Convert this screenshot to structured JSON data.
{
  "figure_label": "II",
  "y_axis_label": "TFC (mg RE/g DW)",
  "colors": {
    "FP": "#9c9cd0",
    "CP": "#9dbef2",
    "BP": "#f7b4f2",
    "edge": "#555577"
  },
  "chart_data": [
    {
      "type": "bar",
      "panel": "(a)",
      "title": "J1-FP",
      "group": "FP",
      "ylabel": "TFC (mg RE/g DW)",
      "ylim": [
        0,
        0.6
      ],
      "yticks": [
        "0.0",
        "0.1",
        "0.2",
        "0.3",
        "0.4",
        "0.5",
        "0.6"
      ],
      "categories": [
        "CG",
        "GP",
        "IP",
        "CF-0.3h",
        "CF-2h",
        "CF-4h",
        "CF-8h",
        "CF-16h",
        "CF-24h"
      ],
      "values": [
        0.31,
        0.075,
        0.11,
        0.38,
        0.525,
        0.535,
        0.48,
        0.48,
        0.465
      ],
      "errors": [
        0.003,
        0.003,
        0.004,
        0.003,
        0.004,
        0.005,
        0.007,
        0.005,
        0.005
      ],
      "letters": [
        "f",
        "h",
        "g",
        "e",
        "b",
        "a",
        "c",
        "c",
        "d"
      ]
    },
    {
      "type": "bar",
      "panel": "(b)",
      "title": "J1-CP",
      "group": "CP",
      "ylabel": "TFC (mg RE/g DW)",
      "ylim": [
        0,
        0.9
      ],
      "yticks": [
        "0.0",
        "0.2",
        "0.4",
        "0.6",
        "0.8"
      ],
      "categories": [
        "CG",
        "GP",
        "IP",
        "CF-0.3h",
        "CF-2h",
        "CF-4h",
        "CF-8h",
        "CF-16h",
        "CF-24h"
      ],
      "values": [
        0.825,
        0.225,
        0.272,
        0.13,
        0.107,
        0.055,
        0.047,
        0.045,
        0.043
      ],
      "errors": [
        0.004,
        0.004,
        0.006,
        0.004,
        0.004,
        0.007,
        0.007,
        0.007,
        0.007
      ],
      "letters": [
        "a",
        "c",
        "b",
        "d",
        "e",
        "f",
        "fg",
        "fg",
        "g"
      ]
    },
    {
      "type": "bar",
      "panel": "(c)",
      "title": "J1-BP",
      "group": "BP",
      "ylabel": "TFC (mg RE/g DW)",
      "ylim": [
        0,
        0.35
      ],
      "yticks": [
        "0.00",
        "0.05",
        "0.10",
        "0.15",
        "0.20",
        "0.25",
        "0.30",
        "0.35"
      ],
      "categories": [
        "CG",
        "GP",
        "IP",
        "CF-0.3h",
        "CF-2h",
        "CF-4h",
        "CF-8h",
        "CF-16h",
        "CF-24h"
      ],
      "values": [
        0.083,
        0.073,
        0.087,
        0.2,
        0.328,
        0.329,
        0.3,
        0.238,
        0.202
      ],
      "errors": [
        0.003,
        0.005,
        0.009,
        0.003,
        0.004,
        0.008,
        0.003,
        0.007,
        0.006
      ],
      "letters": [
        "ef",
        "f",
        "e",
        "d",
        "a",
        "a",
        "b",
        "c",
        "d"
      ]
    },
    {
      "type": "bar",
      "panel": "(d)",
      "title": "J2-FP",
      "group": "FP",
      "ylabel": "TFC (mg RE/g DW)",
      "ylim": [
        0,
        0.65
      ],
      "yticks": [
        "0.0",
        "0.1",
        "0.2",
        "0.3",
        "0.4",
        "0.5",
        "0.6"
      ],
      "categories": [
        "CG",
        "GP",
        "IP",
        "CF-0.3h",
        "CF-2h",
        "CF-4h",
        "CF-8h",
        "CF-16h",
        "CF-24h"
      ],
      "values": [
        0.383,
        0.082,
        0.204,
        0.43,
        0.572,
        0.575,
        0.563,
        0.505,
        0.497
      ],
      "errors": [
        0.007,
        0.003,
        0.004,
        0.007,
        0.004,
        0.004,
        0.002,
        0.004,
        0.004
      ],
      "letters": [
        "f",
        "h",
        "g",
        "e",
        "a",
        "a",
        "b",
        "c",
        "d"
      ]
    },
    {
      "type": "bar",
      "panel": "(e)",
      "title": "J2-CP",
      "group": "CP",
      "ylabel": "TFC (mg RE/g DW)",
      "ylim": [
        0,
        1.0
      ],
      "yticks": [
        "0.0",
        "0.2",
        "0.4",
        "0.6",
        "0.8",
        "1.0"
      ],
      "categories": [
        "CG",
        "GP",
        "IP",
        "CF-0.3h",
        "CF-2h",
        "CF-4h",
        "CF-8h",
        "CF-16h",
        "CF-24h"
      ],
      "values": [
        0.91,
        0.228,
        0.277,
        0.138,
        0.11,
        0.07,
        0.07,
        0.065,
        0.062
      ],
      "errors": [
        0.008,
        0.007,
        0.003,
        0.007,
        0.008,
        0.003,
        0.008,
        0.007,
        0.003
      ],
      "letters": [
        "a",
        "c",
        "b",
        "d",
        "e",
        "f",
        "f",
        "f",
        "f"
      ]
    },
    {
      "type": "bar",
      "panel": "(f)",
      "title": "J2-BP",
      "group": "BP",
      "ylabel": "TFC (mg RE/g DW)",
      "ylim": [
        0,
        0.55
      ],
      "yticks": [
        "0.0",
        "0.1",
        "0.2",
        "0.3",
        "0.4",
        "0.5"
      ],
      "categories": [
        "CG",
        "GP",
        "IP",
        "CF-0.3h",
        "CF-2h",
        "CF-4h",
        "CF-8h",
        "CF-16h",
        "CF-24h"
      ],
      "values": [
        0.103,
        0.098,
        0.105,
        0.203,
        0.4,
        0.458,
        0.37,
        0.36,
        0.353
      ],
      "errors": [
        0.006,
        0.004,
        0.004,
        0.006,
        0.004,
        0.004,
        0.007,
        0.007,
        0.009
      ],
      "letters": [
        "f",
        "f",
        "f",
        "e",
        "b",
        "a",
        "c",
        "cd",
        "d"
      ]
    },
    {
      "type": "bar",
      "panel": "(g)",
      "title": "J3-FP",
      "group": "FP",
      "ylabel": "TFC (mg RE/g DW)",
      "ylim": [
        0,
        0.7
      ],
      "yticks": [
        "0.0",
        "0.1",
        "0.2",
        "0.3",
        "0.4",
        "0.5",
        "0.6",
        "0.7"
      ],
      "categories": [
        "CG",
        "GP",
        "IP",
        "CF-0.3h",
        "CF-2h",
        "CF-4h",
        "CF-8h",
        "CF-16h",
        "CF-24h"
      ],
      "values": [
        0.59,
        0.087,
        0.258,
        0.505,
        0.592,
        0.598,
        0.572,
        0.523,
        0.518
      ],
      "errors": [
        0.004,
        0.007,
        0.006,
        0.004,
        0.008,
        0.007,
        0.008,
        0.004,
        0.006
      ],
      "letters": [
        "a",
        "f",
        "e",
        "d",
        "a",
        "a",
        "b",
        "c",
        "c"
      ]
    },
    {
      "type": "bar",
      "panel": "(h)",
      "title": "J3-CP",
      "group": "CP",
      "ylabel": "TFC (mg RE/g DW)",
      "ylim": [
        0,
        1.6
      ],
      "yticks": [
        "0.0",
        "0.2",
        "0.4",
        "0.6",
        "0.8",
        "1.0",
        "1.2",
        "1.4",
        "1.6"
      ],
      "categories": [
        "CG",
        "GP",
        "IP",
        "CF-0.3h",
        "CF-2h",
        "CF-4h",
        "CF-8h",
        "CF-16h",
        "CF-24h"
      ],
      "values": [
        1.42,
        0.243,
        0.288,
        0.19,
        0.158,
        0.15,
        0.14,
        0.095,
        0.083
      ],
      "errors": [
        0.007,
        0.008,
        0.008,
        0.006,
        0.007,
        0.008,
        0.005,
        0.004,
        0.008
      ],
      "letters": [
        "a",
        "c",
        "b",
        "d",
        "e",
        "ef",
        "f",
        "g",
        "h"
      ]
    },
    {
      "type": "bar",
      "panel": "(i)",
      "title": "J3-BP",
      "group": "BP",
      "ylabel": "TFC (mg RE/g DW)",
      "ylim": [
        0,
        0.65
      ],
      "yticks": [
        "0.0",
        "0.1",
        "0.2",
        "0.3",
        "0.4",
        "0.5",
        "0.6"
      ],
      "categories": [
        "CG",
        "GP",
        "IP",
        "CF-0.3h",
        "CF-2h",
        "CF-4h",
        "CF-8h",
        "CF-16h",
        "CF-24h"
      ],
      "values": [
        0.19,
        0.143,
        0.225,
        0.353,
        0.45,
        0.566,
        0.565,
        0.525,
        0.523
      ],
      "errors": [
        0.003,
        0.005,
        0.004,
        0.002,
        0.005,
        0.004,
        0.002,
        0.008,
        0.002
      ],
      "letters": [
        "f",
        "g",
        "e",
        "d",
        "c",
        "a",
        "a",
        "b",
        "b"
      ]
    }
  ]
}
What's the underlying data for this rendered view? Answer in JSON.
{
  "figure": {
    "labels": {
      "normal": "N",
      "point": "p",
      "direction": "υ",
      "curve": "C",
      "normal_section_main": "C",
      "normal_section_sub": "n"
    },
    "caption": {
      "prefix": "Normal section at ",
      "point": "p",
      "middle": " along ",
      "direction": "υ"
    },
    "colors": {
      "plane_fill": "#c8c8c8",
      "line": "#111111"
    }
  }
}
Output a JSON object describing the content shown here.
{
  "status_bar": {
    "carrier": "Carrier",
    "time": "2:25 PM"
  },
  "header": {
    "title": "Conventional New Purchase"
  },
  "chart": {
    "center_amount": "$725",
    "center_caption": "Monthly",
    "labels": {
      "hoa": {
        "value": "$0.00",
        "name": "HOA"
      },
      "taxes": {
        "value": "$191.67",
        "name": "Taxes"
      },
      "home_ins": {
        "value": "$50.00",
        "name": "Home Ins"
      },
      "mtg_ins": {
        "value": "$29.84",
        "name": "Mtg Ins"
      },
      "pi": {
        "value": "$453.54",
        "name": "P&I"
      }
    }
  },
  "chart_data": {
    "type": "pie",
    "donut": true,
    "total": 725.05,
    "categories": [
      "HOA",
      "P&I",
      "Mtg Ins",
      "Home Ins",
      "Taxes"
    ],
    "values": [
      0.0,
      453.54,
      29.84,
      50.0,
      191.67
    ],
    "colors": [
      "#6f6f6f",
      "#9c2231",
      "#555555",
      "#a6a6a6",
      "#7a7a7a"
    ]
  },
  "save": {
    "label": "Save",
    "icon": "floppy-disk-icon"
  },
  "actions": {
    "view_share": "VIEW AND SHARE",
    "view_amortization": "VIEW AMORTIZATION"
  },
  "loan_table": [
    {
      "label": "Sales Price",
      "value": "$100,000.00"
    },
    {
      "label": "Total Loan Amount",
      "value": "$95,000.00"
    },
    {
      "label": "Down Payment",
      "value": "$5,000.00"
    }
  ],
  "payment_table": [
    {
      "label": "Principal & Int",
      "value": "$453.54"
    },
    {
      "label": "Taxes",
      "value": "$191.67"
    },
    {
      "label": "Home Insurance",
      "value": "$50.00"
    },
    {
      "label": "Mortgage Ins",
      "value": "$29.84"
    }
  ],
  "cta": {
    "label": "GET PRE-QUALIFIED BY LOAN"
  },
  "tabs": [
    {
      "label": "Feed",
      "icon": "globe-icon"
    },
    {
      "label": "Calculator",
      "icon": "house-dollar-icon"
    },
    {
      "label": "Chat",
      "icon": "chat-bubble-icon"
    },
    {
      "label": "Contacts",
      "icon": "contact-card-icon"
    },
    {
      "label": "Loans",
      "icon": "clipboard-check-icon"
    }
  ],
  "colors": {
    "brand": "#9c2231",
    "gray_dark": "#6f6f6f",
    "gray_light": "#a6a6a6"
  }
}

=-=-=

== Instructions to follow ==
In the entries above, find every line with the word "this" and list it.

== Completed exercise ==
Convert this screenshot to structured JSON data.
What's the underlying data for this rendered view? Answer in JSON.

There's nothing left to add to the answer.